EJERCICIOS —
1. En el texto sobre el padre Diego, ¿cuánto dinero consiguió este año la Comunidad misionera a través de ayuntamientos y ONGs civiles en España?
2. Prosigue, por favor, el texto sobre el padre Diego a partir de su última oración.

El padre Diego cobra 900 euros, lo estándar en las diócesis de la región de Madrid. Con eso ha de mantener la casa parroquial, electricidad, comida... "Intento ahorrar algo por si hay una emergencia de salud", dice él. Pero la Hermana Sonia García, que como él pertenece a la Comunidad Misionera de San Francisco Javier no cree que ahorre mucho.
"Somos misioneros y nuestra comunidad opera tres hogares para niños abandonados en Perú y otros 2 en México. Siempre hay allí algún niño que se pone enfermo, o que necesita una operación, etc... y los que estamos en España tenemos que salir al frente", explica el párroco. Siempre hay que rascarse el bolsillo, porque aunque en América hay benefactores que aportan comida y ropa, escasea el dinero para todo lo demás.
Antes de la crisis, esta pequeña Comunidad misionera conseguía que entre ayuntamientos y ONGs civiles en España pudiesen recaudarse hasta 30.000 euros en un año para apoyar esos hogares infantiles. "Pero este año apenas hemos conseguido 6.000 euros por esa vía", explica Sonia.
"Cuando llegamos a esta parroquia hicimos alguna colecta para ayudar en los hogares de América, pero enseguida llegó aquí la crisis, este es un barrio muy humilde, y vimos que no podía ser", recuerda el sacerdote. Después llegaron los inmigrantes hispanos y de Europa Oriental, los mismos que ahora se han ido.
El padre Diego intenta ir a Perú o México dos veces al año, uno o dos meses, para apoyar allí las obras de la comunidad.
"En América un cura no tiene ni sueldo, vive de lo que entra en la parroquia. Hay poco control sobre sus gastos y pueden darse abusos económicos. Si es una parroquia rica puede conseguir bastante. En España el cura sabe que tiene ese ingreso fijo, básico para todos", explica.
Es ley de vida que los hijos vean envejecer a los padres, pero el padre Diego vive una prueba especialmente dolorosa en la actualidad. "Mi madre quedó viuda en Barcelona y me la traje a Madrid hace 15 años. Tenía su casa en Coslada. Ahora vive conmigo, para que la pueda cuidar, porque sufre una fase ya terminal de Alzheimer. Tiene llagas y está ciega. Es una enfermedad dura", señala.

DATOS PROPORCIONADOS —
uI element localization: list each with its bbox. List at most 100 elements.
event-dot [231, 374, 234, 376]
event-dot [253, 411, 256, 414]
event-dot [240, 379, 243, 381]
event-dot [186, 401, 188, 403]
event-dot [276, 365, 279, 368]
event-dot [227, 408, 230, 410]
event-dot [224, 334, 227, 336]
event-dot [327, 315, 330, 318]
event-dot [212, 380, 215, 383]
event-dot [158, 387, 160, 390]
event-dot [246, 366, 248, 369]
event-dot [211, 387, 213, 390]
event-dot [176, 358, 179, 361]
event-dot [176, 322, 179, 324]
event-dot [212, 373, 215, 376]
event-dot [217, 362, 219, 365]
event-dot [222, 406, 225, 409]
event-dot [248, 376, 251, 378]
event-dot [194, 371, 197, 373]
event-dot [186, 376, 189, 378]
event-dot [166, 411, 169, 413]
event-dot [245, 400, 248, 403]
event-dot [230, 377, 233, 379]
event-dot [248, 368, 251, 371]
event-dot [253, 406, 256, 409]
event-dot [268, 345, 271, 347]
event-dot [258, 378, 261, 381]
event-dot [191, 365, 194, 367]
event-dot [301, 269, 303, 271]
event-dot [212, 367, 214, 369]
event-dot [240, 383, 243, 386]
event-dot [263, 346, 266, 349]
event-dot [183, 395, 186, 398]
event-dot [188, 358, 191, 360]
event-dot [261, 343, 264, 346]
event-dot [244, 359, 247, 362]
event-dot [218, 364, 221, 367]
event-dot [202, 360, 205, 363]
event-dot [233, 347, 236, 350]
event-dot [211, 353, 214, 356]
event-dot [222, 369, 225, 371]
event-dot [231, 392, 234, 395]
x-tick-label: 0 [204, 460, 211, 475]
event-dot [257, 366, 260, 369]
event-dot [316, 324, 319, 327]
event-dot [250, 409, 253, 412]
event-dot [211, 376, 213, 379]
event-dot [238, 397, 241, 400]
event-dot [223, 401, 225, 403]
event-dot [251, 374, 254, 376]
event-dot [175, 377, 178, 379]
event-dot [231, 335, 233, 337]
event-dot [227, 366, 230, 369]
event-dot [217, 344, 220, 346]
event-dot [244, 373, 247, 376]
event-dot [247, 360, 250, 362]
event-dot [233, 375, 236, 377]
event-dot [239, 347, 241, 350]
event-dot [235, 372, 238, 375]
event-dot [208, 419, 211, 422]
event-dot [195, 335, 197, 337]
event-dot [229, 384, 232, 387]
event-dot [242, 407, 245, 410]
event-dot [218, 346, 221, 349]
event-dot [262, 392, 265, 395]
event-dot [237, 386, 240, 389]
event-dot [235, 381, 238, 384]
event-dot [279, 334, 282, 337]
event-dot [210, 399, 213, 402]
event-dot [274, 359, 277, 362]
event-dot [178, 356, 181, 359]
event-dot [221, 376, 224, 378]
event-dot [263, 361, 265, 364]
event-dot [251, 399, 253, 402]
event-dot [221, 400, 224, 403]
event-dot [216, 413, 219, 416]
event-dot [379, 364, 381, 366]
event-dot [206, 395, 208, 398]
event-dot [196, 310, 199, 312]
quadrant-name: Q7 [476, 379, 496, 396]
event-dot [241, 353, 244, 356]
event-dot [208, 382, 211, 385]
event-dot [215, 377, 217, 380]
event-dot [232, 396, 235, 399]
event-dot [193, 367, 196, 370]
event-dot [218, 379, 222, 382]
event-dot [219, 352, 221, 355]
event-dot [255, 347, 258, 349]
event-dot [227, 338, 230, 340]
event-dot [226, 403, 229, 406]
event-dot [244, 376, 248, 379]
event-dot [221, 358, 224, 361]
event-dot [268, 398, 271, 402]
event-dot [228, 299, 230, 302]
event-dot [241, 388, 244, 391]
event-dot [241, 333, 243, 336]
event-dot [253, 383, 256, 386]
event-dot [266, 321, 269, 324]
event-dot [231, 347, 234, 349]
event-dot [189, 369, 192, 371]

RESPUESTAS —
1. Apenas 6.000 euros.

2.
Le ayudan tres hermanas de la Comunidad de San Francisco Javier. Ellas se mantienen con un sueldo que cobran por trabajar en la Conferencia Episcopal. Siempre queda un poquito para apoyar las obras en América. Colaboran en pastoral, en liturgia, en la catequesis de los niños... Las otras colectas ordinarias se destinan a los gastos parroquiales. En un buen mes con donativos por bautizos y funerales ("porque aquí no hay bodas") pueden recaudar otros 200 euros.
Y luego están los voluntarios de la parroquia. Como Mercedes, una de las nuevas voluntarias de Cáritas. Con dos hijos ya crecidos, de 19 y 17 años, puede aportar tiempo. Dos veces que acudió a una oración de la Divina Misericordia escuchó al padre Diego predicando con pasión la necesidad de ayudar a los necesitados y se sintió invitada y movida por Dios a comprometerse. (Como predicador, el padre Diego está muy por encima de la media en España).
Mercedes se convirtió, pues, en uno de esos 900 nuevos voluntarios que Cáritas ganó en Madrid en 2011, pasando de 6.200 a 7.100. Las otras voluntarias de Virgen del Mar son mucho mayores: pueden organizar la despensa pero el ropero requería más fuerza física.
La señora Benedicta, por ejemplo, con 80 años, no sólo ayuda en la despensa parroquial sino en un programa municipal que enseña a coser a ancianos. "Ayer vino un chico pobre a la parroquia a pedir para un bono de transporte, y me decía que tenía una hepatitis en fase cuatro y yo pensaba: si tuvieras eso que dices no estarías tan sano como para estar aquí hablando conmigo", explica. Los voluntarios mayores son gente buena, pero con mucho mundo a cuestas.
Así es la vida en una parroquia pequeña de barrio pobre y despoblado, una parroquia sencilla como tantas otras en el mundo.